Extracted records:

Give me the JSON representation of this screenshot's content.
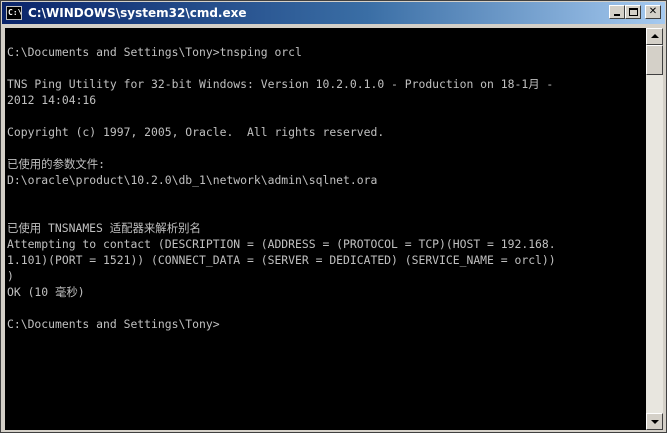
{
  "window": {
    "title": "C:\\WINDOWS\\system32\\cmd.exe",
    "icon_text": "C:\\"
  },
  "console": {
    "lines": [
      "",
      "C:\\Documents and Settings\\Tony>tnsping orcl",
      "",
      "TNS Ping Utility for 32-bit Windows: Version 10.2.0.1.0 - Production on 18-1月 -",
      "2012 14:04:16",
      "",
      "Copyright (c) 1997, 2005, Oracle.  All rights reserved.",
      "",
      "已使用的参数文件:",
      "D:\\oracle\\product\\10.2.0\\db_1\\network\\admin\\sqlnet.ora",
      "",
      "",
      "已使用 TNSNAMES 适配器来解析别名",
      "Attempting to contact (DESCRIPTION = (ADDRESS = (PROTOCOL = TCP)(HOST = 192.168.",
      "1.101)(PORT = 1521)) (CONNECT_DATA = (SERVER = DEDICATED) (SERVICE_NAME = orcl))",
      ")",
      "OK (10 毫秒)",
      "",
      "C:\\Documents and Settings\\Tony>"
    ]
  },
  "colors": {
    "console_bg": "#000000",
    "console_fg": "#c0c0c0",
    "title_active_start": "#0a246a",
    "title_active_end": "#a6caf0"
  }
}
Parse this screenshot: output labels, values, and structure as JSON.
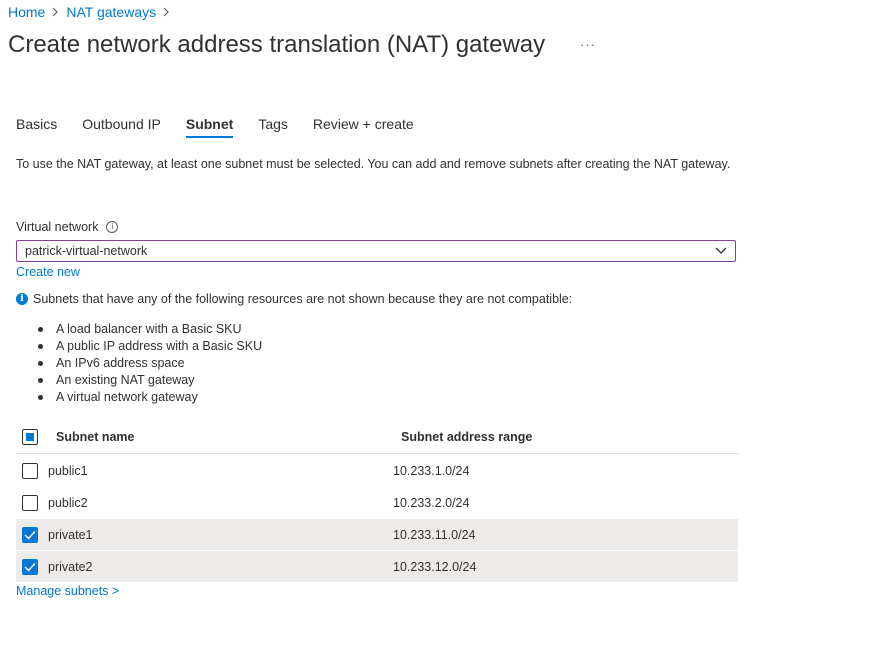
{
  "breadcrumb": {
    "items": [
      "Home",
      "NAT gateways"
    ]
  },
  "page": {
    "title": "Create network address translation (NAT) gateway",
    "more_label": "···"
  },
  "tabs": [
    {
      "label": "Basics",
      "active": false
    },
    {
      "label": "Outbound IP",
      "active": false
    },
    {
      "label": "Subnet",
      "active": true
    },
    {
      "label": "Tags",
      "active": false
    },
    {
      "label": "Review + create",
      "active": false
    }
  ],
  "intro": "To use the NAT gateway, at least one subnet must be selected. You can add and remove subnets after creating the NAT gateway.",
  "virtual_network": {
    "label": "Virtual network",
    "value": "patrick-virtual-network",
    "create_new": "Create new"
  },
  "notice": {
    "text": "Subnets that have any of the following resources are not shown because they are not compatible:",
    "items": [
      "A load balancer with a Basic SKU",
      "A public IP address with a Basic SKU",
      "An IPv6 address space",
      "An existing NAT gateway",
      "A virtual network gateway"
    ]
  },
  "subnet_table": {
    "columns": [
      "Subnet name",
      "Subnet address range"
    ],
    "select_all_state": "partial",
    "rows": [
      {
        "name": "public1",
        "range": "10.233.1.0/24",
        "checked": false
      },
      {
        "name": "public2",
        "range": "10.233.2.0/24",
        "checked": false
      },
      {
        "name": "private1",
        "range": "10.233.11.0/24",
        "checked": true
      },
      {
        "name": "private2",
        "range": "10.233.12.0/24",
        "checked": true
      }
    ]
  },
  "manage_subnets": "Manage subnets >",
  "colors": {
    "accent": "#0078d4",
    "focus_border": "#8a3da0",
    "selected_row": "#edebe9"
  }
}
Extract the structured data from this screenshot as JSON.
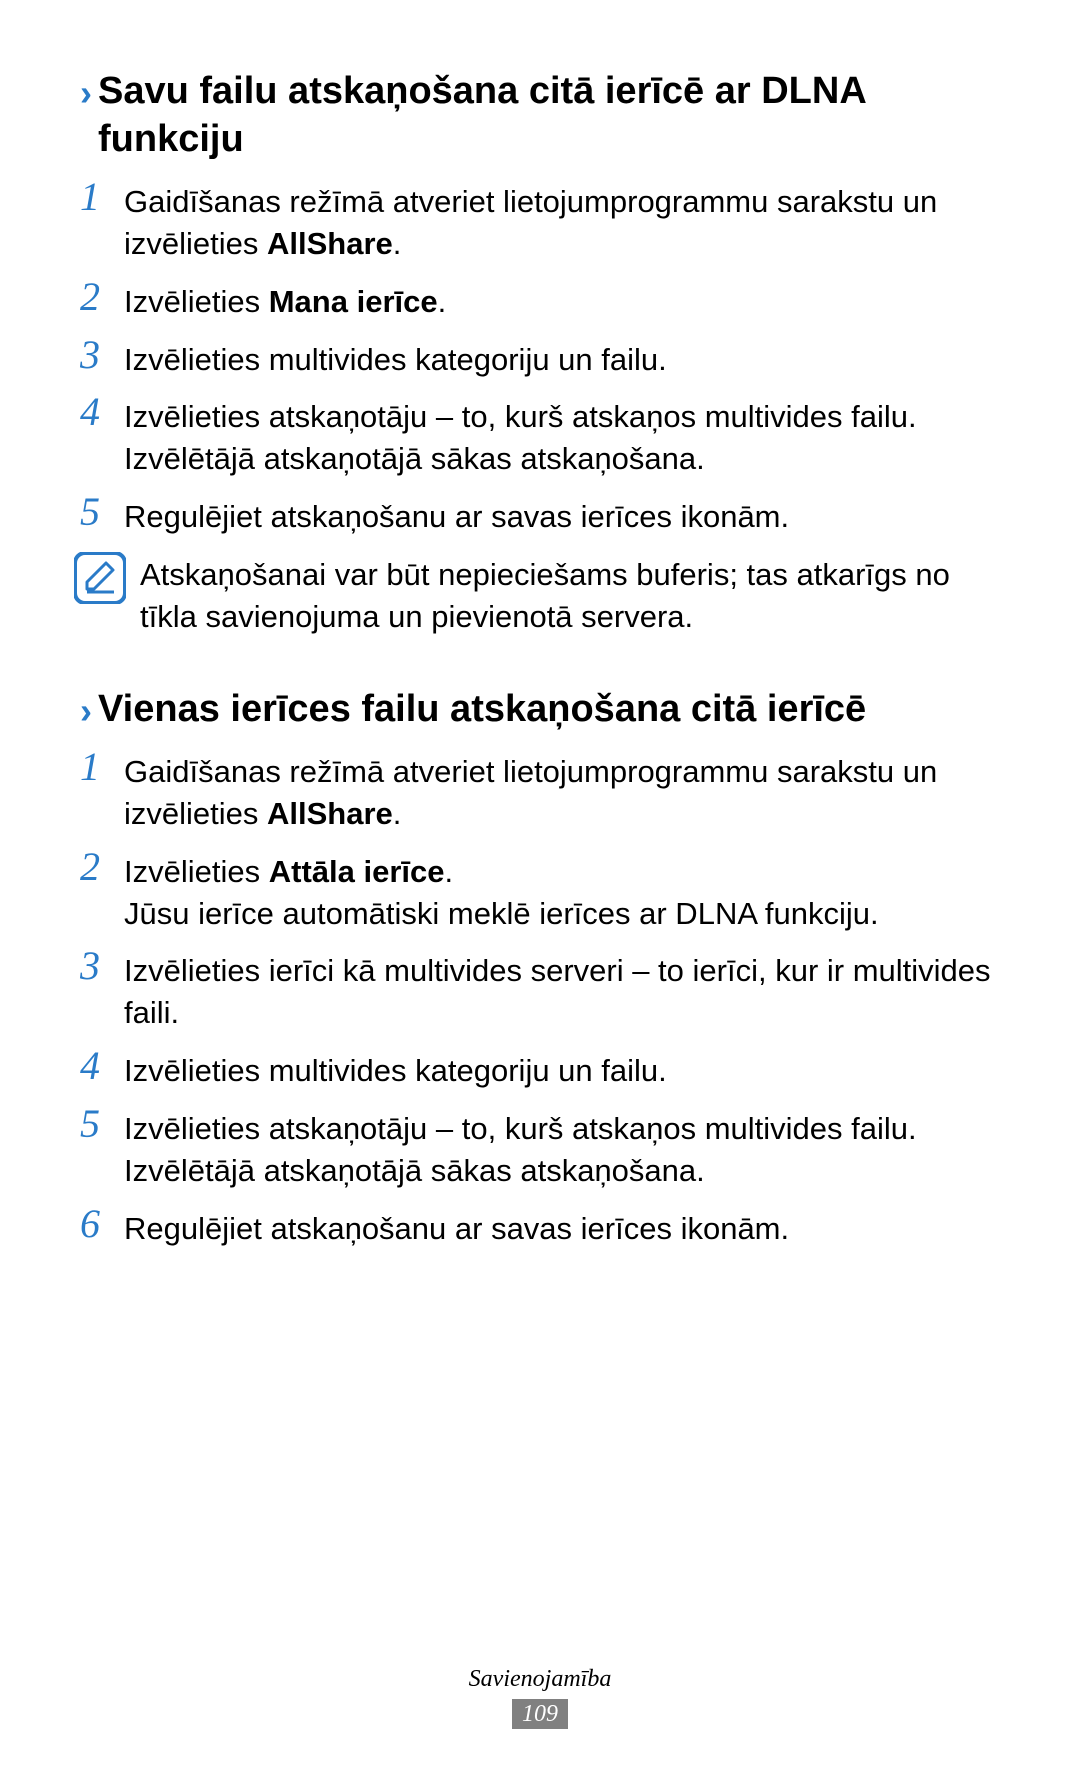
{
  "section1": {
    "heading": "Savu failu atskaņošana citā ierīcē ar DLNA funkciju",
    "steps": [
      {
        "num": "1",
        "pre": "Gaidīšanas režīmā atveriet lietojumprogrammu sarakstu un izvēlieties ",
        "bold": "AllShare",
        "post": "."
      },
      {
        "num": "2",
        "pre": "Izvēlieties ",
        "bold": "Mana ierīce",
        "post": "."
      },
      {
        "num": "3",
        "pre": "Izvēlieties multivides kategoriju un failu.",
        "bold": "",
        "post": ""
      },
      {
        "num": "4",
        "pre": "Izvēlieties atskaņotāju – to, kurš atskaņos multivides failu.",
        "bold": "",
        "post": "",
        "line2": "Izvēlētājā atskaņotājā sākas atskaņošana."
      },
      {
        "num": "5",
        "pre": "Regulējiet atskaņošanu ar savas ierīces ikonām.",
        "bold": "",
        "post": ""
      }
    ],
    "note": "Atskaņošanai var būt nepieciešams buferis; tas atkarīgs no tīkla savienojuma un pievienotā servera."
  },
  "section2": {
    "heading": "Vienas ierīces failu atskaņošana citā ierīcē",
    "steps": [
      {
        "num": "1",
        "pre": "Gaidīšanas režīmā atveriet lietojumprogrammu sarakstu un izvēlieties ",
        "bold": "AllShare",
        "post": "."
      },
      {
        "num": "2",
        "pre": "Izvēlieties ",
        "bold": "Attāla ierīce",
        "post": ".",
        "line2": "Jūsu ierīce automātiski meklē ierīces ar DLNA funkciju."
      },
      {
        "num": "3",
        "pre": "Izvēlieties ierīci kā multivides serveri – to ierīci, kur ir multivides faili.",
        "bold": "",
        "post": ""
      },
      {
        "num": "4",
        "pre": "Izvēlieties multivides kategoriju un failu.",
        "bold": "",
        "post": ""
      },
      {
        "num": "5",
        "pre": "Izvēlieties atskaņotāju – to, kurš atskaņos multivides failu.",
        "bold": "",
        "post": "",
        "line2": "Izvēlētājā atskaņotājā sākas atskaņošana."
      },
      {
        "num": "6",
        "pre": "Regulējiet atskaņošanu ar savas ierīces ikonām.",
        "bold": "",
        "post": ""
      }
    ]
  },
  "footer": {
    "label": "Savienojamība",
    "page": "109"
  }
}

#### [What needs to be done]
Restate each of the entries above word for word and skip every image.

#### [Written answer]
Give me the JSON representation of this screenshot's content.
{
  "window": {
    "title": "C:\\WINDOWS\\system32\\cmd.exe",
    "icon_text": "C:\\"
  },
  "console": {
    "lines": [
      "",
      "C:\\Documents and Settings\\Tony>tnsping orcl",
      "",
      "TNS Ping Utility for 32-bit Windows: Version 10.2.0.1.0 - Production on 18-1月 -",
      "2012 14:04:16",
      "",
      "Copyright (c) 1997, 2005, Oracle.  All rights reserved.",
      "",
      "已使用的参数文件:",
      "D:\\oracle\\product\\10.2.0\\db_1\\network\\admin\\sqlnet.ora",
      "",
      "",
      "已使用 TNSNAMES 适配器来解析别名",
      "Attempting to contact (DESCRIPTION = (ADDRESS = (PROTOCOL = TCP)(HOST = 192.168.",
      "1.101)(PORT = 1521)) (CONNECT_DATA = (SERVER = DEDICATED) (SERVICE_NAME = orcl))",
      ")",
      "OK (10 毫秒)",
      "",
      "C:\\Documents and Settings\\Tony>"
    ]
  },
  "colors": {
    "console_bg": "#000000",
    "console_fg": "#c0c0c0",
    "title_active_start": "#0a246a",
    "title_active_end": "#a6caf0"
  }
}
Parse this screenshot: output labels, values, and structure as JSON.
{
  "breadcrumb": {
    "items": [
      "Home",
      "NAT gateways"
    ]
  },
  "page": {
    "title": "Create network address translation (NAT) gateway",
    "more_label": "···"
  },
  "tabs": [
    {
      "label": "Basics",
      "active": false
    },
    {
      "label": "Outbound IP",
      "active": false
    },
    {
      "label": "Subnet",
      "active": true
    },
    {
      "label": "Tags",
      "active": false
    },
    {
      "label": "Review + create",
      "active": false
    }
  ],
  "intro": "To use the NAT gateway, at least one subnet must be selected. You can add and remove subnets after creating the NAT gateway.",
  "virtual_network": {
    "label": "Virtual network",
    "value": "patrick-virtual-network",
    "create_new": "Create new"
  },
  "notice": {
    "text": "Subnets that have any of the following resources are not shown because they are not compatible:",
    "items": [
      "A load balancer with a Basic SKU",
      "A public IP address with a Basic SKU",
      "An IPv6 address space",
      "An existing NAT gateway",
      "A virtual network gateway"
    ]
  },
  "subnet_table": {
    "columns": [
      "Subnet name",
      "Subnet address range"
    ],
    "select_all_state": "partial",
    "rows": [
      {
        "name": "public1",
        "range": "10.233.1.0/24",
        "checked": false
      },
      {
        "name": "public2",
        "range": "10.233.2.0/24",
        "checked": false
      },
      {
        "name": "private1",
        "range": "10.233.11.0/24",
        "checked": true
      },
      {
        "name": "private2",
        "range": "10.233.12.0/24",
        "checked": true
      }
    ]
  },
  "manage_subnets": "Manage subnets >",
  "colors": {
    "accent": "#0078d4",
    "focus_border": "#8a3da0",
    "selected_row": "#edebe9"
  }
}
Extract the structured data from this screenshot as JSON.
{
  "section1": {
    "heading": "Savu failu atskaņošana citā ierīcē ar DLNA funkciju",
    "steps": [
      {
        "num": "1",
        "pre": "Gaidīšanas režīmā atveriet lietojumprogrammu sarakstu un izvēlieties ",
        "bold": "AllShare",
        "post": "."
      },
      {
        "num": "2",
        "pre": "Izvēlieties ",
        "bold": "Mana ierīce",
        "post": "."
      },
      {
        "num": "3",
        "pre": "Izvēlieties multivides kategoriju un failu.",
        "bold": "",
        "post": ""
      },
      {
        "num": "4",
        "pre": "Izvēlieties atskaņotāju – to, kurš atskaņos multivides failu.",
        "bold": "",
        "post": "",
        "line2": "Izvēlētājā atskaņotājā sākas atskaņošana."
      },
      {
        "num": "5",
        "pre": "Regulējiet atskaņošanu ar savas ierīces ikonām.",
        "bold": "",
        "post": ""
      }
    ],
    "note": "Atskaņošanai var būt nepieciešams buferis; tas atkarīgs no tīkla savienojuma un pievienotā servera."
  },
  "section2": {
    "heading": "Vienas ierīces failu atskaņošana citā ierīcē",
    "steps": [
      {
        "num": "1",
        "pre": "Gaidīšanas režīmā atveriet lietojumprogrammu sarakstu un izvēlieties ",
        "bold": "AllShare",
        "post": "."
      },
      {
        "num": "2",
        "pre": "Izvēlieties ",
        "bold": "Attāla ierīce",
        "post": ".",
        "line2": "Jūsu ierīce automātiski meklē ierīces ar DLNA funkciju."
      },
      {
        "num": "3",
        "pre": "Izvēlieties ierīci kā multivides serveri – to ierīci, kur ir multivides faili.",
        "bold": "",
        "post": ""
      },
      {
        "num": "4",
        "pre": "Izvēlieties multivides kategoriju un failu.",
        "bold": "",
        "post": ""
      },
      {
        "num": "5",
        "pre": "Izvēlieties atskaņotāju – to, kurš atskaņos multivides failu.",
        "bold": "",
        "post": "",
        "line2": "Izvēlētājā atskaņotājā sākas atskaņošana."
      },
      {
        "num": "6",
        "pre": "Regulējiet atskaņošanu ar savas ierīces ikonām.",
        "bold": "",
        "post": ""
      }
    ]
  },
  "footer": {
    "label": "Savienojamība",
    "page": "109"
  }
}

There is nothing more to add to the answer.